Introduction to Statistics by Justin Zeltzer

Jun 14, 2024

Introduction to Statistics

Lecture Overview

  • Lecturer: Justin Zeltzer from zstatistics.com
  • Objective: Explain statistics in under half an hour without using math
  • Target Audience: Beginners enrolled in a statistics course or those curious about statistics
  • Theme for Examples: NBA basketball

Types of Data

Categorical Data

  • Definition: Data that can be divided into categories
  • Subtypes:
    • Nominal: No intrinsic order (e.g., 'What team does Steph Curry play for?')
    • Ordinal: Some kind of order (e.g., 'What position does Steph Curry play?')

Numerical Data

  • Definition: Data that represents numbers
  • Subtypes:
    • Discrete: Finite values (e.g., 'How many free throws has Steph missed?')
    • Continuous: Infinite subdivisions (e.g., 'What is Steph's height?')

Special Case: Proportions

  • Example: 'What is Steph's three-point percentage this season?'
  • Explanation: Proportions are essentially aggregates of nominal data providing a numerical summary.

- _Dataset entries_:
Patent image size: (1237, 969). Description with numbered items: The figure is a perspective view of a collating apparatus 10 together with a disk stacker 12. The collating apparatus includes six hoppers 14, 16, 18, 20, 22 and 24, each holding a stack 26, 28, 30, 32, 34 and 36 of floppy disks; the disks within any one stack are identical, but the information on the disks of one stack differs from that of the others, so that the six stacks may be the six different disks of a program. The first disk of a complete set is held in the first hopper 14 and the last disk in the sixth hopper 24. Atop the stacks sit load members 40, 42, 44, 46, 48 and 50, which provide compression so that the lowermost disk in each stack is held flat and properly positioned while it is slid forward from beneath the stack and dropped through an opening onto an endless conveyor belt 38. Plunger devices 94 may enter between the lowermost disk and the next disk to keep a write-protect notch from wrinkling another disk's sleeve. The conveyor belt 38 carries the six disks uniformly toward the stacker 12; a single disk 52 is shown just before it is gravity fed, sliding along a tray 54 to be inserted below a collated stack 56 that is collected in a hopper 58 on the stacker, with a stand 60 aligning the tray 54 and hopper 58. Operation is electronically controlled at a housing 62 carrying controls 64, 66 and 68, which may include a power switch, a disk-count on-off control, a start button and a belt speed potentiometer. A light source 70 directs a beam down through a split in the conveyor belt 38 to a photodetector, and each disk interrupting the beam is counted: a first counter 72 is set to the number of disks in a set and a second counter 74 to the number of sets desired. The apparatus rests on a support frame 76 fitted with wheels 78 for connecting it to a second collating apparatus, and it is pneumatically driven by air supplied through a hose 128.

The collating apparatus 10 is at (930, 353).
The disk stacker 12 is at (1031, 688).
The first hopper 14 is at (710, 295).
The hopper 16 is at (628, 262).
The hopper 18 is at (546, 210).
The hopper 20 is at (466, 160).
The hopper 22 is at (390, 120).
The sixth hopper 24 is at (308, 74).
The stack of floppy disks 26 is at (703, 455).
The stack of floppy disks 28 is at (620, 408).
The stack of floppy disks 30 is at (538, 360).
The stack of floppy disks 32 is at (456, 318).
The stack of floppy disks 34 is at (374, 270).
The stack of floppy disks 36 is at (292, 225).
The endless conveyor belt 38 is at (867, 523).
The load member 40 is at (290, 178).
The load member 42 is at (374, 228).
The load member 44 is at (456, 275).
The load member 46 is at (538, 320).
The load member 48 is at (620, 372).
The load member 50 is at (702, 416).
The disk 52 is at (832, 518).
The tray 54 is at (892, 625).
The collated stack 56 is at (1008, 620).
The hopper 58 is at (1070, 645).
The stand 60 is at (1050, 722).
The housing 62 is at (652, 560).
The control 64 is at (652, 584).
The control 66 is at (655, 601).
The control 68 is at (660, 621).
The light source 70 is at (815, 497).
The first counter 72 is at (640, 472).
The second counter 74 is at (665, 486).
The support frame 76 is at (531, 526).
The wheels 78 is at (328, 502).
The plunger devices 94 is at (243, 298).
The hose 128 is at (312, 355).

- _Set tasks_:
1. Reproduce the records without changes, from their first line through the line containing "The disk stacker 12 is at (1031, 688).", including both of those lines.
2. Extend the notes on the introductory statistics lecture, picking up after their final line.

- _Replies_:
1.
Patent image size: (1237, 969). Description with numbered items: The figure is a perspective view of a collating apparatus 10 together with a disk stacker 12. The collating apparatus includes six hoppers 14, 16, 18, 20, 22 and 24, each holding a stack 26, 28, 30, 32, 34 and 36 of floppy disks; the disks within any one stack are identical, but the information on the disks of one stack differs from that of the others, so that the six stacks may be the six different disks of a program. The first disk of a complete set is held in the first hopper 14 and the last disk in the sixth hopper 24. Atop the stacks sit load members 40, 42, 44, 46, 48 and 50, which provide compression so that the lowermost disk in each stack is held flat and properly positioned while it is slid forward from beneath the stack and dropped through an opening onto an endless conveyor belt 38. Plunger devices 94 may enter between the lowermost disk and the next disk to keep a write-protect notch from wrinkling another disk's sleeve. The conveyor belt 38 carries the six disks uniformly toward the stacker 12; a single disk 52 is shown just before it is gravity fed, sliding along a tray 54 to be inserted below a collated stack 56 that is collected in a hopper 58 on the stacker, with a stand 60 aligning the tray 54 and hopper 58. Operation is electronically controlled at a housing 62 carrying controls 64, 66 and 68, which may include a power switch, a disk-count on-off control, a start button and a belt speed potentiometer. A light source 70 directs a beam down through a split in the conveyor belt 38 to a photodetector, and each disk interrupting the beam is counted: a first counter 72 is set to the number of disks in a set and a second counter 74 to the number of sets desired. The apparatus rests on a support frame 76 fitted with wheels 78 for connecting it to a second collating apparatus, and it is pneumatically driven by air supplied through a hose 128.

The collating apparatus 10 is at (930, 353).
The disk stacker 12 is at (1031, 688).

2.
Distributions

Types of Distributions

  • Normal Distribution (Bell Curve): Common in statistics; bulk of data is in the middle.
  • Other Distributions:
    • Uniform Distribution: Equal probability across values
    • Bi-modal Distribution: Two peaks
    • Skewed Distribution: Long tail on one side (e.g., left-skewed, right-skewed)

Probability Density Function (PDF)

  • Describes the distribution of all players’ heights in the NBA
  • Symmetrical with most players in the middle

Sampling Distributions

  • Concept: If we sample, what is the probability distribution of their average height?
  • Key Point: Larger sample sizes reduce variance, making extreme sample means less likely.

Sampling and Estimation

Sample Statistics vs. Population Parameters

  • Example: Steph Curry's three-point percentage (sample statistic)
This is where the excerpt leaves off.